INPUT RECORDS

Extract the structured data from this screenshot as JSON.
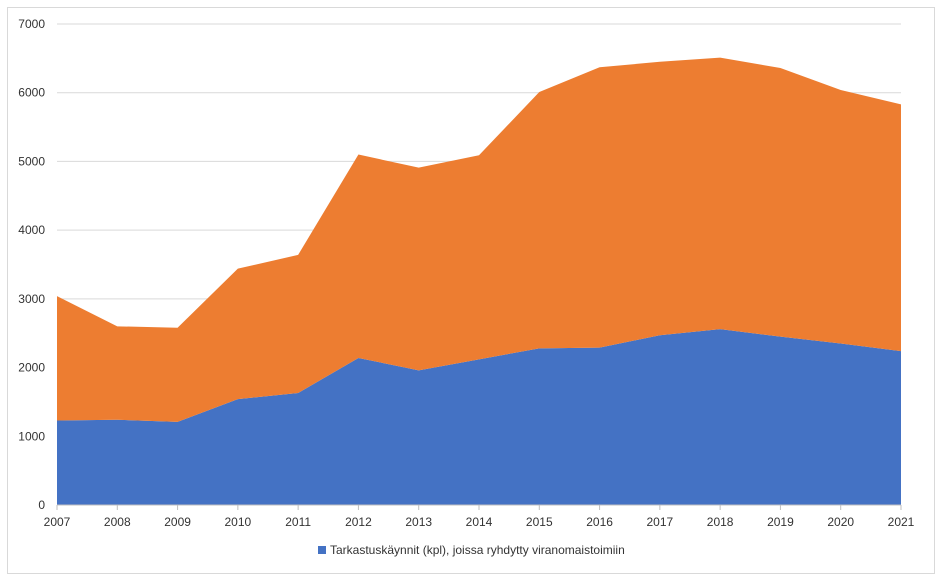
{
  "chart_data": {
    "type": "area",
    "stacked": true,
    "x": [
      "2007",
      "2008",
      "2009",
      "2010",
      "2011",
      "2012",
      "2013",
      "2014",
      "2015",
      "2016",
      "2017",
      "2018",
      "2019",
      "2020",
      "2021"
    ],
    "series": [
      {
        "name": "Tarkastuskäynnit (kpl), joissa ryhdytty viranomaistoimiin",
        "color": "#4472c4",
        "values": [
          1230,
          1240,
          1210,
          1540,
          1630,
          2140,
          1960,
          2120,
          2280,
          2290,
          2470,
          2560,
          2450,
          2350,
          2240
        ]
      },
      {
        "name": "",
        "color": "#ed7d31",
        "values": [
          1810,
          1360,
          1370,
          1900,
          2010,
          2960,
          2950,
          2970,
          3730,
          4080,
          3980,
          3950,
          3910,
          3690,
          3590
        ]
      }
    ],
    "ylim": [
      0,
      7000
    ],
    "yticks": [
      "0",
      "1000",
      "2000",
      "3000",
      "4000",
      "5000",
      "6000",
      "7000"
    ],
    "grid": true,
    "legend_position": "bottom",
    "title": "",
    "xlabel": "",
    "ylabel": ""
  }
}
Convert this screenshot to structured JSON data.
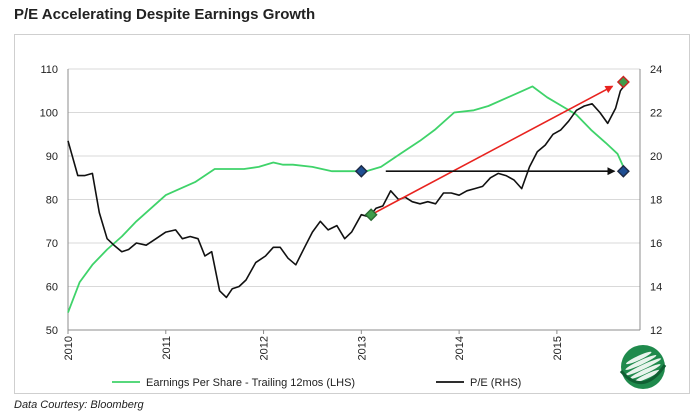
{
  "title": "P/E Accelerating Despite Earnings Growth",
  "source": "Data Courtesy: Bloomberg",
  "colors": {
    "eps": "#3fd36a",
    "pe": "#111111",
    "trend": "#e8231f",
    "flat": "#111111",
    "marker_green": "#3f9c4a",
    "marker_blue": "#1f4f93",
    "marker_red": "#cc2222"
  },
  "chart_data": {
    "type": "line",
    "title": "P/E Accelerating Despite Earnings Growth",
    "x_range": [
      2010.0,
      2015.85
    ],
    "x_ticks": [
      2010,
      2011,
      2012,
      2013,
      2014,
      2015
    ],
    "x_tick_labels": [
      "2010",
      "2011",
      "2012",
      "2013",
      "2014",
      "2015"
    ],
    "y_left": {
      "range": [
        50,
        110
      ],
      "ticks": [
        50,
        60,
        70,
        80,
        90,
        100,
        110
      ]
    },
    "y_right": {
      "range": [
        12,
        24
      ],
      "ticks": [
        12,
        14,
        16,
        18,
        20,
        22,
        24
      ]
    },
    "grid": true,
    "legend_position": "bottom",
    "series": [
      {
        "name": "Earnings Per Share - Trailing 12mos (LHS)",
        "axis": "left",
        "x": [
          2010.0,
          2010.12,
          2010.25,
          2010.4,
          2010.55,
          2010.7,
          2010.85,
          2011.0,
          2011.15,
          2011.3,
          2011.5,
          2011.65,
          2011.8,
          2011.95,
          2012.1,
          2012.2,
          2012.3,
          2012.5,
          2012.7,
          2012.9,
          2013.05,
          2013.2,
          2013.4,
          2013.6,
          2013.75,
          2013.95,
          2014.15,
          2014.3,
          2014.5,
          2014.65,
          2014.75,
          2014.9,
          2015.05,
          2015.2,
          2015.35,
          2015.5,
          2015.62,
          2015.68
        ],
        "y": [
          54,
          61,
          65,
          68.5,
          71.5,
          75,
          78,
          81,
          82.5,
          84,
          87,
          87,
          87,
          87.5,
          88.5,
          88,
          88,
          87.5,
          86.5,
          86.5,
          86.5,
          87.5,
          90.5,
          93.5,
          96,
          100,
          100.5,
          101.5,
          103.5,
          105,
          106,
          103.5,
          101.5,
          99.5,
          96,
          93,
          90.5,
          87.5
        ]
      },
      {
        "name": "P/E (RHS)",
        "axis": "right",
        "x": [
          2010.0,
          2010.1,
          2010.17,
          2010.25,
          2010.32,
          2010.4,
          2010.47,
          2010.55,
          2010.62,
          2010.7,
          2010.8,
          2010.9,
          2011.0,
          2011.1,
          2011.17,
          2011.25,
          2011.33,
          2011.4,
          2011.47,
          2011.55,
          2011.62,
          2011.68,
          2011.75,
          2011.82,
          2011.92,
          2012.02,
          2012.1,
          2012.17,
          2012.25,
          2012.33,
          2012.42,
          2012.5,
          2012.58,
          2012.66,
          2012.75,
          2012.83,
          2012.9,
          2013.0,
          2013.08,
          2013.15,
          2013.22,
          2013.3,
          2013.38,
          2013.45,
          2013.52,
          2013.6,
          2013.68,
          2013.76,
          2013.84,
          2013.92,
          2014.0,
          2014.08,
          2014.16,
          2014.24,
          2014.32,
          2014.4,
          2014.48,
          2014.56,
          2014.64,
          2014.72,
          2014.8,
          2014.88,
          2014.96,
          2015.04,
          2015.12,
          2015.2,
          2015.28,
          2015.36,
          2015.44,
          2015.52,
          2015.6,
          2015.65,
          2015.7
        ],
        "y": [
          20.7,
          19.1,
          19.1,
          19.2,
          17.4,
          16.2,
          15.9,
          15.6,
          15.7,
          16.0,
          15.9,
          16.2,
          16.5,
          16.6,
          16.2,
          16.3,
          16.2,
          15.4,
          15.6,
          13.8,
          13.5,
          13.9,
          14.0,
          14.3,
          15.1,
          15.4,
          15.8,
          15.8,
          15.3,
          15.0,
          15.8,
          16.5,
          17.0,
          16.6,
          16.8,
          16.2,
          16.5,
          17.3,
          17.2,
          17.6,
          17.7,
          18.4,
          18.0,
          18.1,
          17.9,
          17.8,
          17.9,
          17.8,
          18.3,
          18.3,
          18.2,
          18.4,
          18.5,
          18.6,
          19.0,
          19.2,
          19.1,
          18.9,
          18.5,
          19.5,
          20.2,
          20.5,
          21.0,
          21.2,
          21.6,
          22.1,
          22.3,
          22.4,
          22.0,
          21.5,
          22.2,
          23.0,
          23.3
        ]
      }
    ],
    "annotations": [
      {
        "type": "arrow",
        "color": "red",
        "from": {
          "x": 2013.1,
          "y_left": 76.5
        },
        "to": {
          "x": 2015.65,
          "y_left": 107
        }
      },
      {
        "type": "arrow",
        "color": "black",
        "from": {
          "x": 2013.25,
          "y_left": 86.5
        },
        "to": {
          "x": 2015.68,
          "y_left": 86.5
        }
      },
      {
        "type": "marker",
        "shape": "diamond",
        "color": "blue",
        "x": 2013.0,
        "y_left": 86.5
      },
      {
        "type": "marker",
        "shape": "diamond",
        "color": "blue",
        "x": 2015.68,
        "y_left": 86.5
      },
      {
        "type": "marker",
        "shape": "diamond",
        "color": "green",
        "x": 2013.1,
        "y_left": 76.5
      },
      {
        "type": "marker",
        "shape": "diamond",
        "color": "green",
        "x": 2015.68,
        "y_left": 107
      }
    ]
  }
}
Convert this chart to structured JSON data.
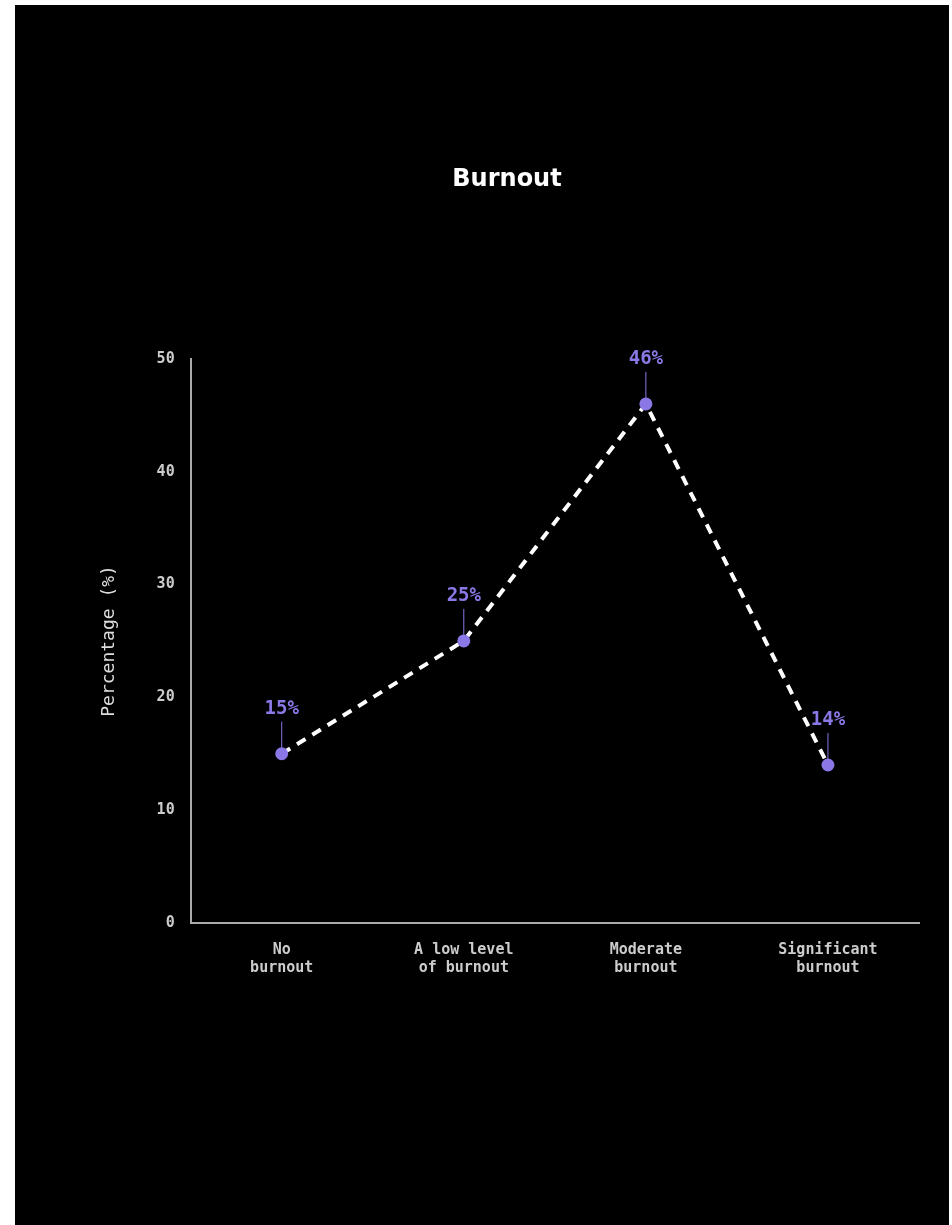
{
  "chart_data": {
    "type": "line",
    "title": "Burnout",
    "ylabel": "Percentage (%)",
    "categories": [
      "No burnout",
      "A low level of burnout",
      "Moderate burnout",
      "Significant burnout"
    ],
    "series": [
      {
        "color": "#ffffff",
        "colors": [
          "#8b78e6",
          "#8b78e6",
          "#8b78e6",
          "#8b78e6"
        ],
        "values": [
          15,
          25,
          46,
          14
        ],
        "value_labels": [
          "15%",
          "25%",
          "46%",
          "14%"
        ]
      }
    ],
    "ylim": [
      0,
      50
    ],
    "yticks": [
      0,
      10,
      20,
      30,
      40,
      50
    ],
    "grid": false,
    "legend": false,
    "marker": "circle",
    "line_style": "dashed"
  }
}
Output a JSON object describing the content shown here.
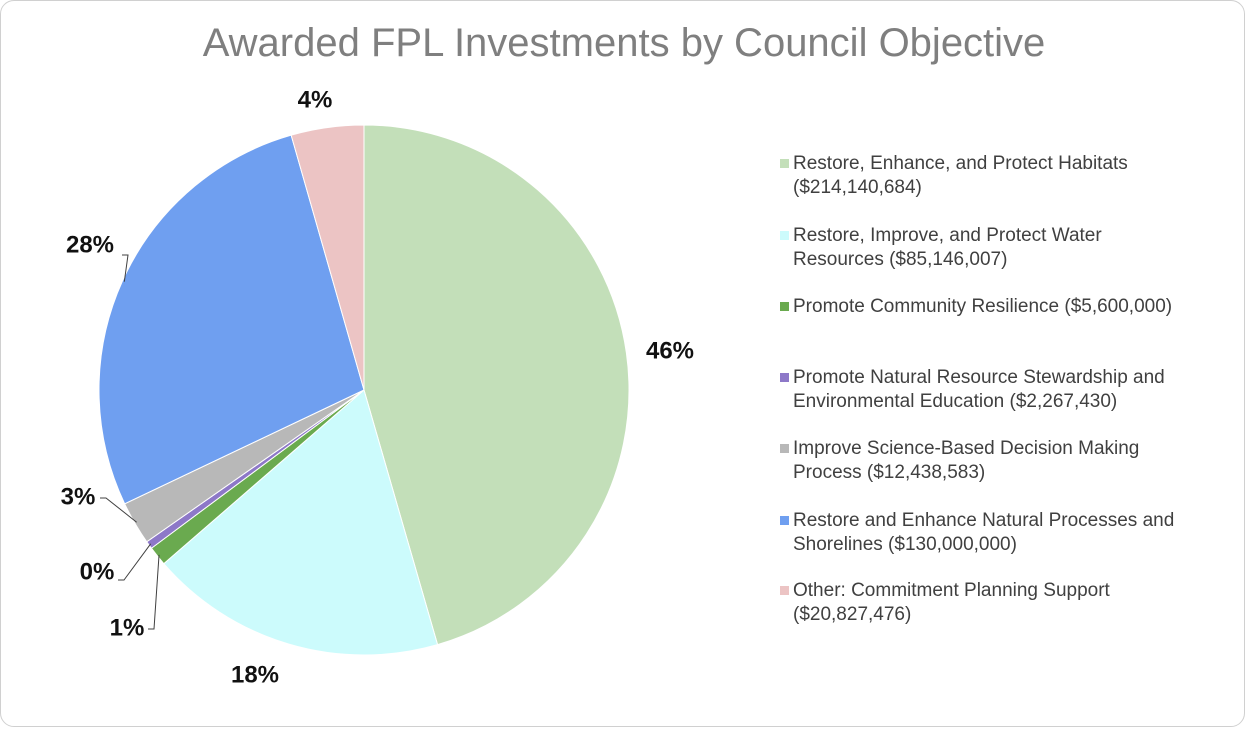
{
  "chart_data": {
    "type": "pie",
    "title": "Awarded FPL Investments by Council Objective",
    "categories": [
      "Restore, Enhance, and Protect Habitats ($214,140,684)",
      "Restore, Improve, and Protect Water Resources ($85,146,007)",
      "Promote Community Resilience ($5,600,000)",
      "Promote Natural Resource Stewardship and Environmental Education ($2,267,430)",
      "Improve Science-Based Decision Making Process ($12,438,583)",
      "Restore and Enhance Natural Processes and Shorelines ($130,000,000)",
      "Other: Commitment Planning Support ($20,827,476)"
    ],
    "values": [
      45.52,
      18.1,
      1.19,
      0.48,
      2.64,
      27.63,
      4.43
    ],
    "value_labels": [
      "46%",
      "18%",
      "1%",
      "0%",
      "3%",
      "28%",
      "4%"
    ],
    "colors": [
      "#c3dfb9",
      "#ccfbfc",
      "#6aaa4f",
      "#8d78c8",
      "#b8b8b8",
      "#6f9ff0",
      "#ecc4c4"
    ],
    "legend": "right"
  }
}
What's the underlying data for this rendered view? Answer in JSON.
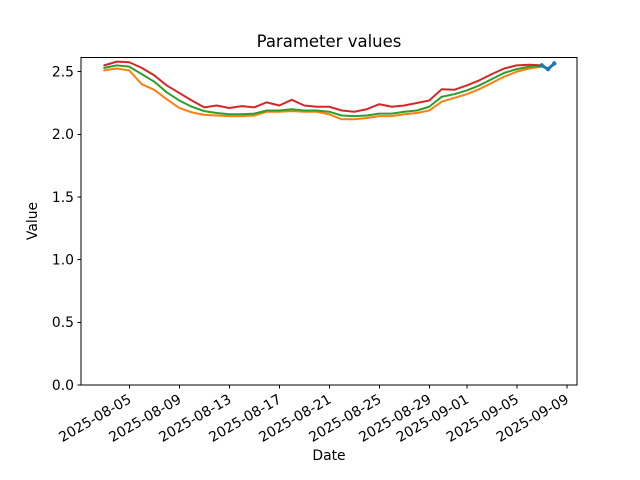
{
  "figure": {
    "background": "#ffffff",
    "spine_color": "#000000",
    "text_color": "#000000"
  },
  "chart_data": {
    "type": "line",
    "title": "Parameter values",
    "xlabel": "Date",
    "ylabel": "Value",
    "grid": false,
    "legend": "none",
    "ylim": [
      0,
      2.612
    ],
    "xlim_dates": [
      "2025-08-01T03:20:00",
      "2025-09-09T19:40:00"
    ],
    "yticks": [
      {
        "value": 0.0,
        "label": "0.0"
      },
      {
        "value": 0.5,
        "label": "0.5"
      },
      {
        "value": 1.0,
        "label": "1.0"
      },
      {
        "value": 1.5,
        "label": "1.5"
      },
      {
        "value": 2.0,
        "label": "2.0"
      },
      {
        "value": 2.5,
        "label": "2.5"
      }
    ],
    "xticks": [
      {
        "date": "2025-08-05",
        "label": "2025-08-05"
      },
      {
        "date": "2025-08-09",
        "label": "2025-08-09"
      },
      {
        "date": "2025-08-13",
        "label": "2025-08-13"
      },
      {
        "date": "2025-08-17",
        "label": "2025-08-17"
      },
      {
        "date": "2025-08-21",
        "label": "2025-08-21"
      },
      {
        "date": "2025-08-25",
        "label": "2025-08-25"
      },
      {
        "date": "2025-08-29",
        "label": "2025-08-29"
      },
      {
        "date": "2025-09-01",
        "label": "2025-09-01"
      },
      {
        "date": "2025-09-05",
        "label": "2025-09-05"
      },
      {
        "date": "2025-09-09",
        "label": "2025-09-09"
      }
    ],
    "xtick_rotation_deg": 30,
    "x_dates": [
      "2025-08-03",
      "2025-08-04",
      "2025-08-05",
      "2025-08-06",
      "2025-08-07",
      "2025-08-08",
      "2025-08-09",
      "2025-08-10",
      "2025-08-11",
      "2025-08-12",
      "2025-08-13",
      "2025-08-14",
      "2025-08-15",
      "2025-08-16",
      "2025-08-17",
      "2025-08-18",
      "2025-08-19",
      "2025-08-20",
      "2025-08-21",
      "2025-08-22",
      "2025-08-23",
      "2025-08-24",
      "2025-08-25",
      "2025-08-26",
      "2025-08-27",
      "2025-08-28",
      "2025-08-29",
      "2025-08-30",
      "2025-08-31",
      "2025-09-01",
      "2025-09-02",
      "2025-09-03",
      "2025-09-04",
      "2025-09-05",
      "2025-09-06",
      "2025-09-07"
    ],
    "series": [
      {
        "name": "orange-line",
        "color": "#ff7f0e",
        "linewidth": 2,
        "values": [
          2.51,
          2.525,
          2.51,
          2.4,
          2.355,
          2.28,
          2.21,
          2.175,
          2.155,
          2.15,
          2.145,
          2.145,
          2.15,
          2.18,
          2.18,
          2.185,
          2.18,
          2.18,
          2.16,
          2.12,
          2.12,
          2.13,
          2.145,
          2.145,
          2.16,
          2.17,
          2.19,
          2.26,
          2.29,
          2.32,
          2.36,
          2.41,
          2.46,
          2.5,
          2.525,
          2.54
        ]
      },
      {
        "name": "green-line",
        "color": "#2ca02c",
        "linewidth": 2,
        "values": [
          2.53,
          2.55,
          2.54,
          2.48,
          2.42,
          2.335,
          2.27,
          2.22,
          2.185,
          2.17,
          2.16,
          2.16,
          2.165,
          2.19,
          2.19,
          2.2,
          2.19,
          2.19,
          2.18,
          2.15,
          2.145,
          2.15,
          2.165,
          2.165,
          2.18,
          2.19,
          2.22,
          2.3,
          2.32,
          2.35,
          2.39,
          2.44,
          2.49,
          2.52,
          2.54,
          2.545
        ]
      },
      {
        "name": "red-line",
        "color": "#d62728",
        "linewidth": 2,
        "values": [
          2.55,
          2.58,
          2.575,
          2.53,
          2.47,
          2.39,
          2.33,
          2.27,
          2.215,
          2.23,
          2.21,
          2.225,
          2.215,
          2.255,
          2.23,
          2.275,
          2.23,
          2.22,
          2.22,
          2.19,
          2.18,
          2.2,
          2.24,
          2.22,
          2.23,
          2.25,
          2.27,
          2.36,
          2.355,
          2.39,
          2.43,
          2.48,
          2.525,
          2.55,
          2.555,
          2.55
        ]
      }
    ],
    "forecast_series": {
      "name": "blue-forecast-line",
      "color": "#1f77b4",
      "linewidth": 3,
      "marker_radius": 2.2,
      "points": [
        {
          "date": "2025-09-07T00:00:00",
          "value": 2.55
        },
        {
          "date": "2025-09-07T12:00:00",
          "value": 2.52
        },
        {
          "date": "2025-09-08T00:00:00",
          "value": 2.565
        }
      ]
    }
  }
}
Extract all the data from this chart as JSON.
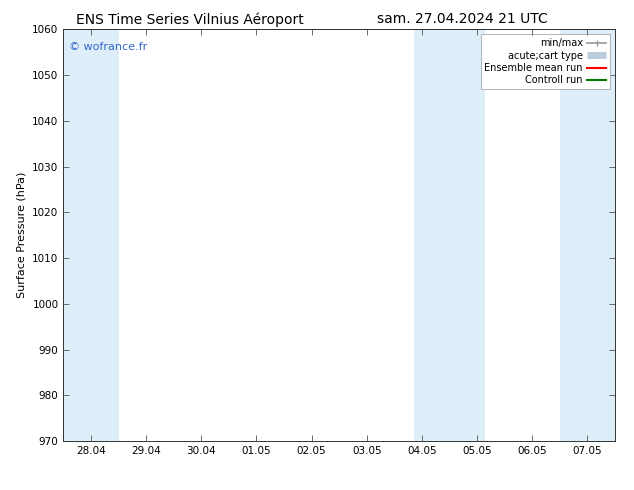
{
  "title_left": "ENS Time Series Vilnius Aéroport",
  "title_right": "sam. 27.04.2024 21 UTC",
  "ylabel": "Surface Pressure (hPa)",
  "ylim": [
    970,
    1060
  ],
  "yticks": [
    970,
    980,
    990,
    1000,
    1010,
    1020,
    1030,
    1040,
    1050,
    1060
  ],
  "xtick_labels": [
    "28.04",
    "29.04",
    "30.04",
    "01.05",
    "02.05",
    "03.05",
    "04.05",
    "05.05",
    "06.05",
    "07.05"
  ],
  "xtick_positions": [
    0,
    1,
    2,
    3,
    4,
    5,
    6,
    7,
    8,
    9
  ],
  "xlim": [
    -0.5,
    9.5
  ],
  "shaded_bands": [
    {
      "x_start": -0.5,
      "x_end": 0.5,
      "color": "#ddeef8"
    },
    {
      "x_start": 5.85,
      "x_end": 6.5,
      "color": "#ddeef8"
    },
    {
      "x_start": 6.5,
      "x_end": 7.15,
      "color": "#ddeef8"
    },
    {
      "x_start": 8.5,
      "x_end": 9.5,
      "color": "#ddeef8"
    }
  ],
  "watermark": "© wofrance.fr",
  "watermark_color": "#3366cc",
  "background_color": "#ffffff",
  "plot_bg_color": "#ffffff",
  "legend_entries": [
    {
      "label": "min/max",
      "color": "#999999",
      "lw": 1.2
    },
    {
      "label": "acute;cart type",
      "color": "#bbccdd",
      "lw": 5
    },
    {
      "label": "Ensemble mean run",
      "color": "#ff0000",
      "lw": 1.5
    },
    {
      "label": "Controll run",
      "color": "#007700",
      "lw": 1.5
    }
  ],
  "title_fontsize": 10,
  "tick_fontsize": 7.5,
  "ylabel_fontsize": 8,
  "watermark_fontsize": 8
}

THE REQUEST
Write out again the lines from the one with "Extract all the data from this chart as JSON." through the end of the records exactly, without any of the pictures.

RESULT
Extract all the data from this chart as JSON.
{
  "title_left": "ENS Time Series Vilnius Aéroport",
  "title_right": "sam. 27.04.2024 21 UTC",
  "ylabel": "Surface Pressure (hPa)",
  "ylim": [
    970,
    1060
  ],
  "yticks": [
    970,
    980,
    990,
    1000,
    1010,
    1020,
    1030,
    1040,
    1050,
    1060
  ],
  "xtick_labels": [
    "28.04",
    "29.04",
    "30.04",
    "01.05",
    "02.05",
    "03.05",
    "04.05",
    "05.05",
    "06.05",
    "07.05"
  ],
  "xtick_positions": [
    0,
    1,
    2,
    3,
    4,
    5,
    6,
    7,
    8,
    9
  ],
  "xlim": [
    -0.5,
    9.5
  ],
  "shaded_bands": [
    {
      "x_start": -0.5,
      "x_end": 0.5,
      "color": "#ddeef8"
    },
    {
      "x_start": 5.85,
      "x_end": 6.5,
      "color": "#ddeef8"
    },
    {
      "x_start": 6.5,
      "x_end": 7.15,
      "color": "#ddeef8"
    },
    {
      "x_start": 8.5,
      "x_end": 9.5,
      "color": "#ddeef8"
    }
  ],
  "watermark": "© wofrance.fr",
  "watermark_color": "#3366cc",
  "background_color": "#ffffff",
  "plot_bg_color": "#ffffff",
  "legend_entries": [
    {
      "label": "min/max",
      "color": "#999999",
      "lw": 1.2
    },
    {
      "label": "acute;cart type",
      "color": "#bbccdd",
      "lw": 5
    },
    {
      "label": "Ensemble mean run",
      "color": "#ff0000",
      "lw": 1.5
    },
    {
      "label": "Controll run",
      "color": "#007700",
      "lw": 1.5
    }
  ],
  "title_fontsize": 10,
  "tick_fontsize": 7.5,
  "ylabel_fontsize": 8,
  "watermark_fontsize": 8
}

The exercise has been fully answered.